*WORK TO COMPLETE*
Exactly reproduce each entry, leaving out nothing.

-- BEGIN GIVEN INFORMATION --

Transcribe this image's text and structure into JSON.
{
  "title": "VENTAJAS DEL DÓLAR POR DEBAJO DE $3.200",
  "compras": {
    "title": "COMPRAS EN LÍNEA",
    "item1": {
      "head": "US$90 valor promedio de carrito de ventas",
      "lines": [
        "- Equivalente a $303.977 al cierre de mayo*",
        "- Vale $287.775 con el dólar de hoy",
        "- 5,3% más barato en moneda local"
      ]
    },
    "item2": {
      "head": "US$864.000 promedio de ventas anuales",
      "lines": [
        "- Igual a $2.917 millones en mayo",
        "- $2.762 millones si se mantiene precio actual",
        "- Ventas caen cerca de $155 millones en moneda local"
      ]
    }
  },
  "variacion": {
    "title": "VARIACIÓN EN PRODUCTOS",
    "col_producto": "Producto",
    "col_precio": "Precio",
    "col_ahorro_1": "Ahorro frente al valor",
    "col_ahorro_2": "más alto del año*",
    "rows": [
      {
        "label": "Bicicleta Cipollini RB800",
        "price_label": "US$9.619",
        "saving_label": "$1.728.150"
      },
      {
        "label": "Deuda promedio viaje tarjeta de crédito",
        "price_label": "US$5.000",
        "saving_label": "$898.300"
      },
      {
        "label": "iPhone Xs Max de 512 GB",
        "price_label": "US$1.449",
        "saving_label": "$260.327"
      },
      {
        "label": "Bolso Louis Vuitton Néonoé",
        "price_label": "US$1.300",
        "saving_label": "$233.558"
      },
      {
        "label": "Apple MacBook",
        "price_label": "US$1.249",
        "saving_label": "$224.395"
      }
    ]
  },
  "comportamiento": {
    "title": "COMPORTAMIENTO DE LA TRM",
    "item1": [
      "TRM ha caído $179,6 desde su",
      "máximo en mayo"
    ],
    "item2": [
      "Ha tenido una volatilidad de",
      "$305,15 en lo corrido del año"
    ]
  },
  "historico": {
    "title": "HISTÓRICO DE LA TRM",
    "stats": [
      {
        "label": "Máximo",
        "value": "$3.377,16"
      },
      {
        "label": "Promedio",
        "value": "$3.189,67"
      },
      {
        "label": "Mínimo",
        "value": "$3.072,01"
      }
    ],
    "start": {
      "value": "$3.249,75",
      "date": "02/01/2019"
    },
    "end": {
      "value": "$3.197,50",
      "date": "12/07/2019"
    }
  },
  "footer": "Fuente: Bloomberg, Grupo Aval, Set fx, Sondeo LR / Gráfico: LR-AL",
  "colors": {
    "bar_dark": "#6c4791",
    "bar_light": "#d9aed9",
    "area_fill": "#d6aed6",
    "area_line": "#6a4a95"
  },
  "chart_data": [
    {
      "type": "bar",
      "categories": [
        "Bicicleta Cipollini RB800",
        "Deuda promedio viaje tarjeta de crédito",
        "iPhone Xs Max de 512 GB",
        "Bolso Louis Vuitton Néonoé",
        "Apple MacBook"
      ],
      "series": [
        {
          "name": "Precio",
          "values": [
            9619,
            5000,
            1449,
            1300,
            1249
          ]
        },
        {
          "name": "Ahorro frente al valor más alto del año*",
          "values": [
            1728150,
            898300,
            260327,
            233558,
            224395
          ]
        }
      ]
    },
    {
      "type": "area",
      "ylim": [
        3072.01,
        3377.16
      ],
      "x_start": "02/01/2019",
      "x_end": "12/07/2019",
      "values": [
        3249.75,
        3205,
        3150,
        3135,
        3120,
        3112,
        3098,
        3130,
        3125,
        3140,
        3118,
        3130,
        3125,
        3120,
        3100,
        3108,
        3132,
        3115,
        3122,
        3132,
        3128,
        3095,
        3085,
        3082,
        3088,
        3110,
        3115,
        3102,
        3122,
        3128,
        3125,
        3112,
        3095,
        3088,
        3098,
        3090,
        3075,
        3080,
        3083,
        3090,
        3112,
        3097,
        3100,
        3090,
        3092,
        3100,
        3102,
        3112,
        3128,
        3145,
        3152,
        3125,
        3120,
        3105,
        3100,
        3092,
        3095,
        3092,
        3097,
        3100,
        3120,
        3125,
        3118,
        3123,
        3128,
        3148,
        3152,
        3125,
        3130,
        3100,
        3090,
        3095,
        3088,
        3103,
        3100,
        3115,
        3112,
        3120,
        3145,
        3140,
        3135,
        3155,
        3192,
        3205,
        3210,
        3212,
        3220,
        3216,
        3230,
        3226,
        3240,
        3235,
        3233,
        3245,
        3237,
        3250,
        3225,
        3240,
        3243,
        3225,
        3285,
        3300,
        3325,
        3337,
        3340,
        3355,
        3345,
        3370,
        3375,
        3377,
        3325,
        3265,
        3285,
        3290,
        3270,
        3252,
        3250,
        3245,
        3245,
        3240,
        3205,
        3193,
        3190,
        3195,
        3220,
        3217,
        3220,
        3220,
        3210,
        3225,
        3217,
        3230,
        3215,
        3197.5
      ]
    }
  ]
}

-- END GIVEN INFORMATION --

*RESPONSE TO THE TASK*
Transcribe this image's text and structure into JSON.
{
  "title": "VENTAJAS DEL DÓLAR POR DEBAJO DE $3.200",
  "compras": {
    "title": "COMPRAS EN LÍNEA",
    "item1": {
      "head": "US$90 valor promedio de carrito de ventas",
      "lines": [
        "- Equivalente a $303.977 al cierre de mayo*",
        "- Vale $287.775 con el dólar de hoy",
        "- 5,3% más barato en moneda local"
      ]
    },
    "item2": {
      "head": "US$864.000 promedio de ventas anuales",
      "lines": [
        "- Igual a $2.917 millones en mayo",
        "- $2.762 millones si se mantiene precio actual",
        "- Ventas caen cerca de $155 millones en moneda local"
      ]
    }
  },
  "variacion": {
    "title": "VARIACIÓN EN PRODUCTOS",
    "col_producto": "Producto",
    "col_precio": "Precio",
    "col_ahorro_1": "Ahorro frente al valor",
    "col_ahorro_2": "más alto del año*",
    "rows": [
      {
        "label": "Bicicleta Cipollini RB800",
        "price_label": "US$9.619",
        "saving_label": "$1.728.150"
      },
      {
        "label": "Deuda promedio viaje tarjeta de crédito",
        "price_label": "US$5.000",
        "saving_label": "$898.300"
      },
      {
        "label": "iPhone Xs Max de 512 GB",
        "price_label": "US$1.449",
        "saving_label": "$260.327"
      },
      {
        "label": "Bolso Louis Vuitton Néonoé",
        "price_label": "US$1.300",
        "saving_label": "$233.558"
      },
      {
        "label": "Apple MacBook",
        "price_label": "US$1.249",
        "saving_label": "$224.395"
      }
    ]
  },
  "comportamiento": {
    "title": "COMPORTAMIENTO DE LA TRM",
    "item1": [
      "TRM ha caído $179,6 desde su",
      "máximo en mayo"
    ],
    "item2": [
      "Ha tenido una volatilidad de",
      "$305,15 en lo corrido del año"
    ]
  },
  "historico": {
    "title": "HISTÓRICO DE LA TRM",
    "stats": [
      {
        "label": "Máximo",
        "value": "$3.377,16"
      },
      {
        "label": "Promedio",
        "value": "$3.189,67"
      },
      {
        "label": "Mínimo",
        "value": "$3.072,01"
      }
    ],
    "start": {
      "value": "$3.249,75",
      "date": "02/01/2019"
    },
    "end": {
      "value": "$3.197,50",
      "date": "12/07/2019"
    }
  },
  "footer": "Fuente: Bloomberg, Grupo Aval, Set fx, Sondeo LR / Gráfico: LR-AL",
  "colors": {
    "bar_dark": "#6c4791",
    "bar_light": "#d9aed9",
    "area_fill": "#d6aed6",
    "area_line": "#6a4a95"
  },
  "chart_data": [
    {
      "type": "bar",
      "categories": [
        "Bicicleta Cipollini RB800",
        "Deuda promedio viaje tarjeta de crédito",
        "iPhone Xs Max de 512 GB",
        "Bolso Louis Vuitton Néonoé",
        "Apple MacBook"
      ],
      "series": [
        {
          "name": "Precio",
          "values": [
            9619,
            5000,
            1449,
            1300,
            1249
          ]
        },
        {
          "name": "Ahorro frente al valor más alto del año*",
          "values": [
            1728150,
            898300,
            260327,
            233558,
            224395
          ]
        }
      ]
    },
    {
      "type": "area",
      "ylim": [
        3072.01,
        3377.16
      ],
      "x_start": "02/01/2019",
      "x_end": "12/07/2019",
      "values": [
        3249.75,
        3205,
        3150,
        3135,
        3120,
        3112,
        3098,
        3130,
        3125,
        3140,
        3118,
        3130,
        3125,
        3120,
        3100,
        3108,
        3132,
        3115,
        3122,
        3132,
        3128,
        3095,
        3085,
        3082,
        3088,
        3110,
        3115,
        3102,
        3122,
        3128,
        3125,
        3112,
        3095,
        3088,
        3098,
        3090,
        3075,
        3080,
        3083,
        3090,
        3112,
        3097,
        3100,
        3090,
        3092,
        3100,
        3102,
        3112,
        3128,
        3145,
        3152,
        3125,
        3120,
        3105,
        3100,
        3092,
        3095,
        3092,
        3097,
        3100,
        3120,
        3125,
        3118,
        3123,
        3128,
        3148,
        3152,
        3125,
        3130,
        3100,
        3090,
        3095,
        3088,
        3103,
        3100,
        3115,
        3112,
        3120,
        3145,
        3140,
        3135,
        3155,
        3192,
        3205,
        3210,
        3212,
        3220,
        3216,
        3230,
        3226,
        3240,
        3235,
        3233,
        3245,
        3237,
        3250,
        3225,
        3240,
        3243,
        3225,
        3285,
        3300,
        3325,
        3337,
        3340,
        3355,
        3345,
        3370,
        3375,
        3377,
        3325,
        3265,
        3285,
        3290,
        3270,
        3252,
        3250,
        3245,
        3245,
        3240,
        3205,
        3193,
        3190,
        3195,
        3220,
        3217,
        3220,
        3220,
        3210,
        3225,
        3217,
        3230,
        3215,
        3197.5
      ]
    }
  ]
}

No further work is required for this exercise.